Lines of data:
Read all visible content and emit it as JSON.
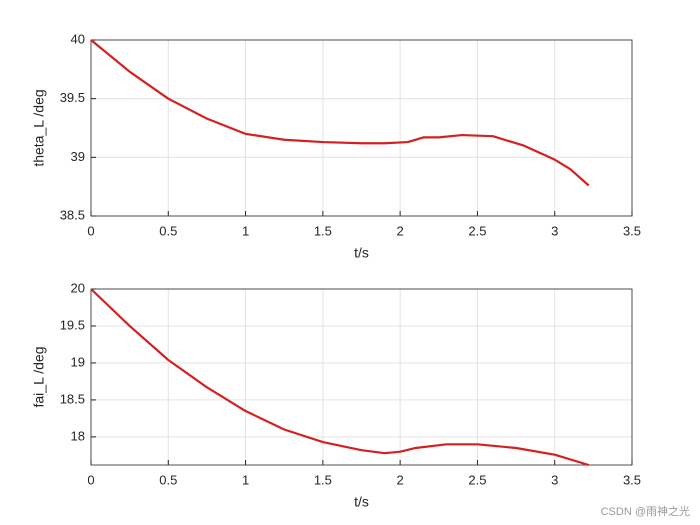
{
  "chart_data": [
    {
      "type": "line",
      "ylabel": "theta_L /deg",
      "xlabel": "t/s",
      "x": [
        0,
        0.25,
        0.5,
        0.75,
        1,
        1.25,
        1.5,
        1.75,
        1.9,
        2.05,
        2.15,
        2.25,
        2.4,
        2.6,
        2.8,
        3.0,
        3.1,
        3.22
      ],
      "series": [
        {
          "color": "#d42020",
          "values": [
            40,
            39.73,
            39.5,
            39.33,
            39.2,
            39.15,
            39.13,
            39.12,
            39.12,
            39.13,
            39.17,
            39.17,
            39.19,
            39.18,
            39.1,
            38.98,
            38.9,
            38.76
          ]
        }
      ],
      "xlim": [
        0,
        3.5
      ],
      "xticks": [
        0,
        0.5,
        1,
        1.5,
        2,
        2.5,
        3,
        3.5
      ],
      "ylim": [
        38.5,
        40
      ],
      "yticks": [
        38.5,
        39,
        39.5,
        40
      ],
      "grid": true
    },
    {
      "type": "line",
      "ylabel": "fai_L /deg",
      "xlabel": "t/s",
      "x": [
        0,
        0.25,
        0.5,
        0.75,
        1,
        1.25,
        1.5,
        1.75,
        1.9,
        2.0,
        2.1,
        2.3,
        2.5,
        2.75,
        3.0,
        3.22
      ],
      "series": [
        {
          "color": "#d42020",
          "values": [
            20,
            19.5,
            19.04,
            18.67,
            18.35,
            18.1,
            17.93,
            17.82,
            17.78,
            17.8,
            17.85,
            17.9,
            17.9,
            17.85,
            17.76,
            17.62
          ]
        }
      ],
      "xlim": [
        0,
        3.5
      ],
      "xticks": [
        0,
        0.5,
        1,
        1.5,
        2,
        2.5,
        3,
        3.5
      ],
      "ylim": [
        17.62,
        20
      ],
      "yticks": [
        18,
        18.5,
        19,
        19.5,
        20
      ],
      "grid": true
    }
  ],
  "watermark": "CSDN @雨神之光"
}
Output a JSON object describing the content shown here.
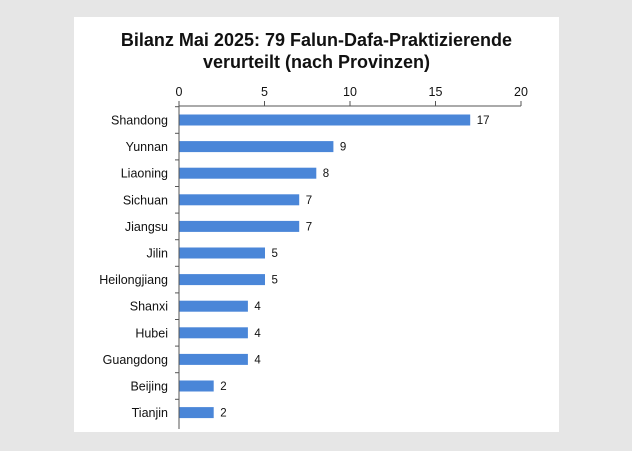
{
  "chart_data": {
    "type": "bar",
    "orientation": "horizontal",
    "title": [
      "Bilanz Mai 2025: 79 Falun-Dafa-Praktizierende",
      "verurteilt  (nach Provinzen)"
    ],
    "categories": [
      "Shandong",
      "Yunnan",
      "Liaoning",
      "Sichuan",
      "Jiangsu",
      "Jilin",
      "Heilongjiang",
      "Shanxi",
      "Hubei",
      "Guangdong",
      "Beijing",
      "Tianjin"
    ],
    "values": [
      17,
      9,
      8,
      7,
      7,
      5,
      5,
      4,
      4,
      4,
      2,
      2
    ],
    "xlim": [
      0,
      20
    ],
    "xticks": [
      0,
      5,
      10,
      15,
      20
    ],
    "axis_position": "top",
    "grid": false,
    "data_labels": true,
    "bar_color": "#4a86d8"
  }
}
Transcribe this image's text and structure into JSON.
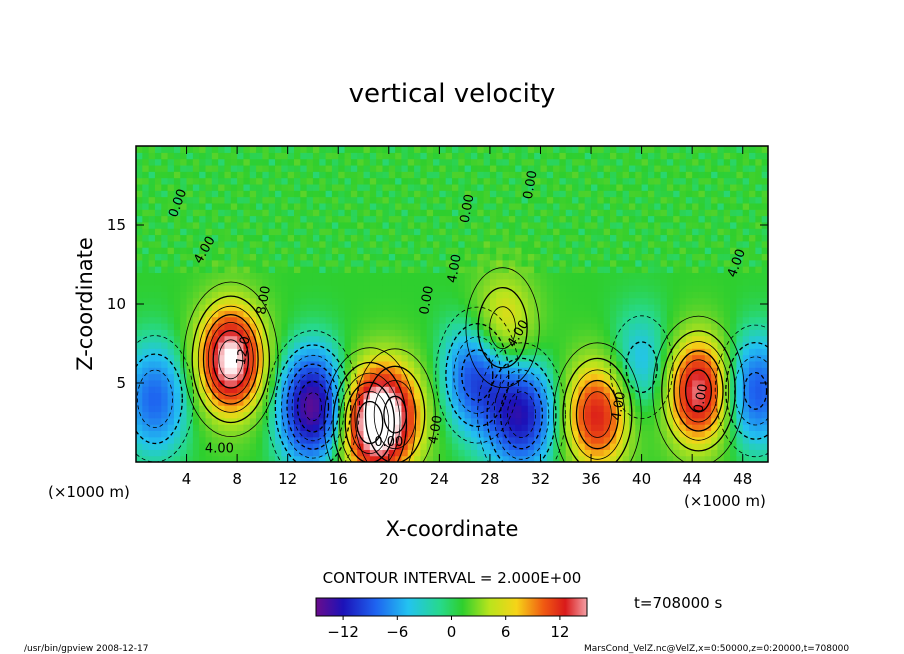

WHAT IS BEING ASKED: Search the entries for the word "JSON" and gather every line where it appears.

RESULT OF THIS EXERCISE:
Read all visible content and emit it as JSON.
Output a JSON object describing the content shown here.
Transcribe this image's text and structure into JSON.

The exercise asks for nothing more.